Collect every line below that contains the word "SMBB".

• **Exercise material**
______________________________

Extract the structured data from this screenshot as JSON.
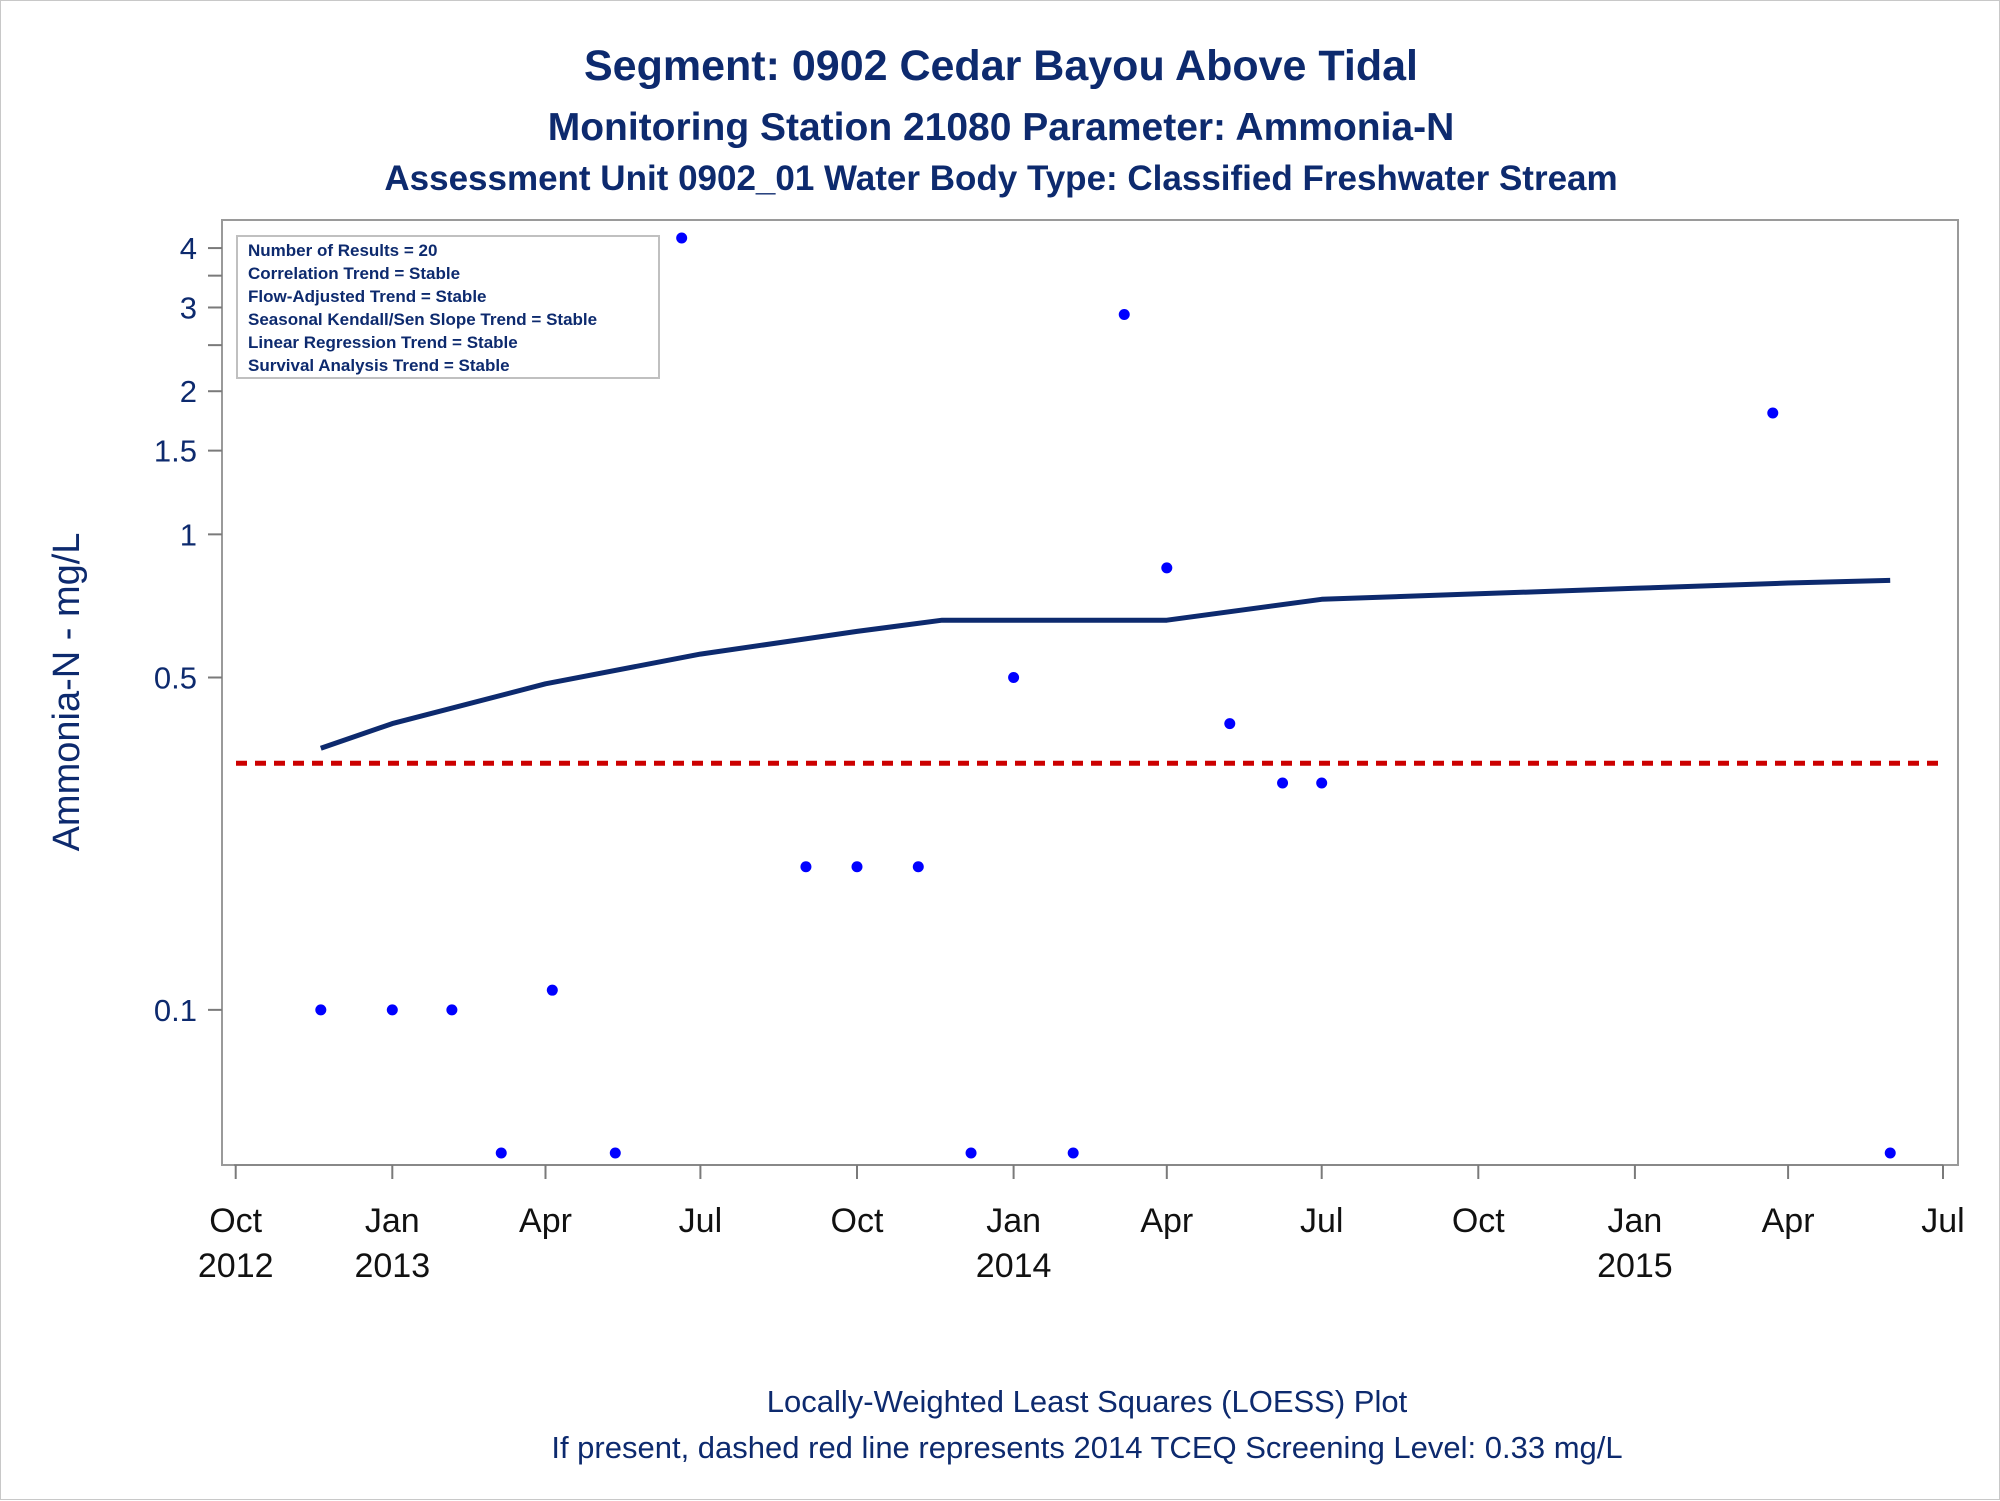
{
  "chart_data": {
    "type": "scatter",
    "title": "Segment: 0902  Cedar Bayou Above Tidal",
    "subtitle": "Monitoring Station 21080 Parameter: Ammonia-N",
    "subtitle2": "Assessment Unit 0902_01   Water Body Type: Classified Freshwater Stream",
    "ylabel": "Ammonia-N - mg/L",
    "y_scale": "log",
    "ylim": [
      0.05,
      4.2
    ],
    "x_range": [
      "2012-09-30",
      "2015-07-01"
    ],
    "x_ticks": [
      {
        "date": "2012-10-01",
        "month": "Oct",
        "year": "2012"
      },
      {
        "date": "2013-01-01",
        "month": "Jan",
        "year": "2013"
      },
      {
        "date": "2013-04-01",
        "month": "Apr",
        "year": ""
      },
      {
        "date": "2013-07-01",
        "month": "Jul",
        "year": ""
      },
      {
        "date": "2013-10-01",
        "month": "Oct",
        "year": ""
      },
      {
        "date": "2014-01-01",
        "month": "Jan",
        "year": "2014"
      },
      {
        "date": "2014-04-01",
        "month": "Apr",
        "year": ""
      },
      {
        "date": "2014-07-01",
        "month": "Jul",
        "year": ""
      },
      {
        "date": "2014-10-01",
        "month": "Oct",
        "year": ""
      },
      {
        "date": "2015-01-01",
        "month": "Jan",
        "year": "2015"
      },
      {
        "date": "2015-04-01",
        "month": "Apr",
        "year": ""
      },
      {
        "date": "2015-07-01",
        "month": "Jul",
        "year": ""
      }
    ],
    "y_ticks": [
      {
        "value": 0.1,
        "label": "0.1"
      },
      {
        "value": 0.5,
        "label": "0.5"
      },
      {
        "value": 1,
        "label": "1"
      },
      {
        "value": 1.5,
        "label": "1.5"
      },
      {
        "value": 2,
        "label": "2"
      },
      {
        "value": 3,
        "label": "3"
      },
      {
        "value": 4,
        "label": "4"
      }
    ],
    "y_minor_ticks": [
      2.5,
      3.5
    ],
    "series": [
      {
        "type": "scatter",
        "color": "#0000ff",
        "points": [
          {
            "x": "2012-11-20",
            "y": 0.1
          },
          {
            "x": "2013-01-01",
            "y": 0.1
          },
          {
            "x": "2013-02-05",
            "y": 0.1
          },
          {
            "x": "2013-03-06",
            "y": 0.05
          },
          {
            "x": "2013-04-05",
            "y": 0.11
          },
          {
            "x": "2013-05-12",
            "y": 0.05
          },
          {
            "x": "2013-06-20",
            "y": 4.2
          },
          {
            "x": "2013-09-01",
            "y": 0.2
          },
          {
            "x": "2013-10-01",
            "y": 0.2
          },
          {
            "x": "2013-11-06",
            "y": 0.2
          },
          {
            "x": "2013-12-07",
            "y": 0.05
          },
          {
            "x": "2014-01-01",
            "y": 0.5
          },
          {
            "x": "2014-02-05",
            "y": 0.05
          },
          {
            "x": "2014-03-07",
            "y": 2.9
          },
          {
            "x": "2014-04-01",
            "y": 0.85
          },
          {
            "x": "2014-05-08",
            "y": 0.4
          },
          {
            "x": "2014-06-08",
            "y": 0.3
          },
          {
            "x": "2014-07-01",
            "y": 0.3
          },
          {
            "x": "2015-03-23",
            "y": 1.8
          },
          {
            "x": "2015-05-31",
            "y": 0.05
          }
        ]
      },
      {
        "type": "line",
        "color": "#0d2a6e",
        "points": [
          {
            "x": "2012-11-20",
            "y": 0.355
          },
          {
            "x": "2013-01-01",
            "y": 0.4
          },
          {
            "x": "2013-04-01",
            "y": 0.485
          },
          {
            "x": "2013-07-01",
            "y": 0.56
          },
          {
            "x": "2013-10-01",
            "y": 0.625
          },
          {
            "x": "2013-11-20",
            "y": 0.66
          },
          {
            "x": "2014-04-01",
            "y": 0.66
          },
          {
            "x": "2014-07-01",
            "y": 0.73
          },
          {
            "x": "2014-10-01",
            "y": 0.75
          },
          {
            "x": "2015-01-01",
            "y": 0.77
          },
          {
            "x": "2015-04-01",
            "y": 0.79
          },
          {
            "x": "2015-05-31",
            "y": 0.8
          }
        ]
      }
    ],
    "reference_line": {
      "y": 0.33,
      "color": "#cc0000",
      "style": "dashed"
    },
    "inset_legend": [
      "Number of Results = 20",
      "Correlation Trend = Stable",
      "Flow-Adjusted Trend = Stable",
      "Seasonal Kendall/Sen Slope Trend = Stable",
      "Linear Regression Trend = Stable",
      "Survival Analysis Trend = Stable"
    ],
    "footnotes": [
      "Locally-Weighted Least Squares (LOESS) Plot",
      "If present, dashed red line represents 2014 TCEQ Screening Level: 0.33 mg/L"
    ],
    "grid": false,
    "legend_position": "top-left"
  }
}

______________________________

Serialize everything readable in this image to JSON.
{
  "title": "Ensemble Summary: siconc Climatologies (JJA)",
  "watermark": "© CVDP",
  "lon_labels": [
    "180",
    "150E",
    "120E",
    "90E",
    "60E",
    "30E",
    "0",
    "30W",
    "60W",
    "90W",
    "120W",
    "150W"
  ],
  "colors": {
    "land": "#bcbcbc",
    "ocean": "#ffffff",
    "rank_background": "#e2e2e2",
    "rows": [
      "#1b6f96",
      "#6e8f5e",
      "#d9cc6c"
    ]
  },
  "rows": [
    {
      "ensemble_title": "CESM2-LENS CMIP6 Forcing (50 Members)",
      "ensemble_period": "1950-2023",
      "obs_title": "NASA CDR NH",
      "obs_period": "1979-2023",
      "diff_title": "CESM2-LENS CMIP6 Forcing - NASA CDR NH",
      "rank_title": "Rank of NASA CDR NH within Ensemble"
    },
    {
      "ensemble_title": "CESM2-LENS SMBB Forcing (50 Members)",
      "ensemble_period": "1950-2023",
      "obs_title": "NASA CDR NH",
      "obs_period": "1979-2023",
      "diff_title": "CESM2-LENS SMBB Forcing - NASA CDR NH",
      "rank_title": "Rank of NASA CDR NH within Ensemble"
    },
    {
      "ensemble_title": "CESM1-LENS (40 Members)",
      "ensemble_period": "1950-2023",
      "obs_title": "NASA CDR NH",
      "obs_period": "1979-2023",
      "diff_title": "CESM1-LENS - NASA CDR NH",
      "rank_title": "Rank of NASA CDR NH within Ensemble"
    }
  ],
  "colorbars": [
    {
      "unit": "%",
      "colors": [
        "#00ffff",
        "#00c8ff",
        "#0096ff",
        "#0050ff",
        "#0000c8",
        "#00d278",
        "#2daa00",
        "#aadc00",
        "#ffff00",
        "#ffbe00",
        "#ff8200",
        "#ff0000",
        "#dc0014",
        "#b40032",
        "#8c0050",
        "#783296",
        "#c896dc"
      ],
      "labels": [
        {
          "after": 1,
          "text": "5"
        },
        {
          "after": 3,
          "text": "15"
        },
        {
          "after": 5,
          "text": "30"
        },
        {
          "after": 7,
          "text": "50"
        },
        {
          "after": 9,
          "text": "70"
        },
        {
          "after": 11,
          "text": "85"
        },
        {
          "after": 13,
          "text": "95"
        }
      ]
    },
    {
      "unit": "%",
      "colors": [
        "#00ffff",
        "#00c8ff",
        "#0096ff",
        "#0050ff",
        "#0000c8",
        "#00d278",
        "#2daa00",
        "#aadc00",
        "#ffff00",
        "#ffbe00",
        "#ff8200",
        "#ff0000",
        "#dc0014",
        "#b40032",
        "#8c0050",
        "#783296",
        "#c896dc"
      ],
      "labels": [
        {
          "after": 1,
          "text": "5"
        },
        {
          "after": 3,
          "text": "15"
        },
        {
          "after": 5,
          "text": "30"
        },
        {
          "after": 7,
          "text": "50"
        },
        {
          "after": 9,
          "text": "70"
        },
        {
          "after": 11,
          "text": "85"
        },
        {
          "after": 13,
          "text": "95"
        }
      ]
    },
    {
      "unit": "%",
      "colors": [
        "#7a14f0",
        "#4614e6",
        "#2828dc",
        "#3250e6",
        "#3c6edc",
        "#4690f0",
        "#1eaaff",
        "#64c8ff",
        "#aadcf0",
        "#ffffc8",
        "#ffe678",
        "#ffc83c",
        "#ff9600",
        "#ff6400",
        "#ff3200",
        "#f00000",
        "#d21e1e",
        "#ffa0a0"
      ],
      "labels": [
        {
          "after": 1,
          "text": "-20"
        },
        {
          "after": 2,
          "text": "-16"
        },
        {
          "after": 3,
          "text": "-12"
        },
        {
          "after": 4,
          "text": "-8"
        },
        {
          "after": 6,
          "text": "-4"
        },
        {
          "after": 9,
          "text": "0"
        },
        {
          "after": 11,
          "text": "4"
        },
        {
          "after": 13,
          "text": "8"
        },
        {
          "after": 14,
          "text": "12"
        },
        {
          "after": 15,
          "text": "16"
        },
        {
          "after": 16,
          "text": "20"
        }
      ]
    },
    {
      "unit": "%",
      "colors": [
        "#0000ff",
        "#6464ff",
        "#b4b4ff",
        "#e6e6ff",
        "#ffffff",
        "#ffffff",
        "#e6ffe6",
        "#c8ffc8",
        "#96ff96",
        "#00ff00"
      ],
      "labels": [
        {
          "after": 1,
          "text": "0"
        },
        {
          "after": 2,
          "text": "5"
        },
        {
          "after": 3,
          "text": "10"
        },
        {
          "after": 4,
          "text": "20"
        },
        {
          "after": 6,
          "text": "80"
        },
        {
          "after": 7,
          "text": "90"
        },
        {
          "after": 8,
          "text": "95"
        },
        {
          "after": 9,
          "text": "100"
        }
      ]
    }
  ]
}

______________________________

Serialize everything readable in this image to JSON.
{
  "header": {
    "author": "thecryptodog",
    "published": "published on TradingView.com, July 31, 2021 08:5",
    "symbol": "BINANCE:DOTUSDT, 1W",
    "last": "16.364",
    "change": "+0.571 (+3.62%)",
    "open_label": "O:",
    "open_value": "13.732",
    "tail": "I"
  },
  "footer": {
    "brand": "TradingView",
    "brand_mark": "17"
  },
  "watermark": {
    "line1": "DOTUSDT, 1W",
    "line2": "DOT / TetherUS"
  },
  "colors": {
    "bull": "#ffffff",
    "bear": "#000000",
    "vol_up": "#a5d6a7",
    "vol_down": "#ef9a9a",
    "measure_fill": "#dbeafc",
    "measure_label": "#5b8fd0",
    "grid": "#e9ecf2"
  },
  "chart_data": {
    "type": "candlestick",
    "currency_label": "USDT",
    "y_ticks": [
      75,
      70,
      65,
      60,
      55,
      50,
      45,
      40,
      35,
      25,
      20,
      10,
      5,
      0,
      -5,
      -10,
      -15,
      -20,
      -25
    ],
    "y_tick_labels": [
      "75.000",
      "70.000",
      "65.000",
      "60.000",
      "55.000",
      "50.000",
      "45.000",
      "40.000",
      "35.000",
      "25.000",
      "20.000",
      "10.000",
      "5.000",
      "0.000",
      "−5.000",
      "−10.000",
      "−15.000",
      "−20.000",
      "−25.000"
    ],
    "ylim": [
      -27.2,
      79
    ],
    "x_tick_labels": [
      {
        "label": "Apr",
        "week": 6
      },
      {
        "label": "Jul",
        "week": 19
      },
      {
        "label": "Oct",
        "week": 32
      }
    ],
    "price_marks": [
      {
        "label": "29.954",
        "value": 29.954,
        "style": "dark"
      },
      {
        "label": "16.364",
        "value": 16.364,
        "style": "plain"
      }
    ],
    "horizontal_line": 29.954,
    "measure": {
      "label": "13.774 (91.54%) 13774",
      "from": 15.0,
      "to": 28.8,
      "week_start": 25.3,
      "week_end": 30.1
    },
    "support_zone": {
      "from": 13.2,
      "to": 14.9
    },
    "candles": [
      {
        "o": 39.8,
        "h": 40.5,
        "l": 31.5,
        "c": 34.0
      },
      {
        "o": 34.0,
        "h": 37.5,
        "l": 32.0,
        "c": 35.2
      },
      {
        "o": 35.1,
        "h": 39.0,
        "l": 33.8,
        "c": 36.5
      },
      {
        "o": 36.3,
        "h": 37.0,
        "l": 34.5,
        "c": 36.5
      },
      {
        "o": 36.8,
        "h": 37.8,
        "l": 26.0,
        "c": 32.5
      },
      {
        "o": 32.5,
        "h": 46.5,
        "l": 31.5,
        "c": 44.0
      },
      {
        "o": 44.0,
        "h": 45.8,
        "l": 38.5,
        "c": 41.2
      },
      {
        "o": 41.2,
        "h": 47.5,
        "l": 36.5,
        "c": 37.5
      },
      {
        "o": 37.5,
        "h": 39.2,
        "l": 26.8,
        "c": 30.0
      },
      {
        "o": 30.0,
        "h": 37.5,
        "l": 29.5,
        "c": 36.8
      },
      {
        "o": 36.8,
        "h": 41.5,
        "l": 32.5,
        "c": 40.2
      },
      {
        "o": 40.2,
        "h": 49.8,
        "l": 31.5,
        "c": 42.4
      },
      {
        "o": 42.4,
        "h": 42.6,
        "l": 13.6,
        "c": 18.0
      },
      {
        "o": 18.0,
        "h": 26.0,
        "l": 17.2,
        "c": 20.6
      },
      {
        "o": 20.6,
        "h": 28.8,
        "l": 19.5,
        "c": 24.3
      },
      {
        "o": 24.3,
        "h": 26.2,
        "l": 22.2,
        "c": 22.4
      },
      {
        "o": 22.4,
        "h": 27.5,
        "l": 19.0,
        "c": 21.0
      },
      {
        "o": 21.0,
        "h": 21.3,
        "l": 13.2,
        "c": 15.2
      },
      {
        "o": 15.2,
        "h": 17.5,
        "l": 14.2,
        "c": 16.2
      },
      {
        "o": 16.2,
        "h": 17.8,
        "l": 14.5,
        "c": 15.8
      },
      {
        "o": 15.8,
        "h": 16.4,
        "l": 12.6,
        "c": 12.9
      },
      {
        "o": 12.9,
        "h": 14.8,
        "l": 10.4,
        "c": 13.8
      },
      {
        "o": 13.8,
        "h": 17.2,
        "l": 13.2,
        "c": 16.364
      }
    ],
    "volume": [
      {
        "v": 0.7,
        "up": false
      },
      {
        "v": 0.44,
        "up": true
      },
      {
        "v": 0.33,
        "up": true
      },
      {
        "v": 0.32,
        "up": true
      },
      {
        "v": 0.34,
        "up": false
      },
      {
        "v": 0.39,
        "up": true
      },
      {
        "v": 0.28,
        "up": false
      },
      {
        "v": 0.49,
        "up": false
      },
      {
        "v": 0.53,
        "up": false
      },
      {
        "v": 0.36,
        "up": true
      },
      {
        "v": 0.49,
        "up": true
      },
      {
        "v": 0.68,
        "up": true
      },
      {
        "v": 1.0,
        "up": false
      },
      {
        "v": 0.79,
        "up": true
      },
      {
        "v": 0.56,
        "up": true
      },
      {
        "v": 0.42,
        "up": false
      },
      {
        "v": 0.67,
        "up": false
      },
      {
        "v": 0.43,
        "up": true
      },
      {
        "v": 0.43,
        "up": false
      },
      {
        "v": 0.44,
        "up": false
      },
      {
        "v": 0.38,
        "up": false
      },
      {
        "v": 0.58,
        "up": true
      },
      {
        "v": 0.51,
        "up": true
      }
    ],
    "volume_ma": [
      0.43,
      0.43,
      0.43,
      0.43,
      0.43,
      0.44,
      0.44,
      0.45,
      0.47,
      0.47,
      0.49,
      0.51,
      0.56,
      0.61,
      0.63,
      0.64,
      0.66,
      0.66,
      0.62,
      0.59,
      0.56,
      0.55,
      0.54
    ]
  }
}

______________________________

• **Exercise result**
      "ensemble_title": "CESM2-LENS SMBB Forcing (50 Members)",
      "diff_title": "CESM2-LENS SMBB Forcing - NASA CDR NH",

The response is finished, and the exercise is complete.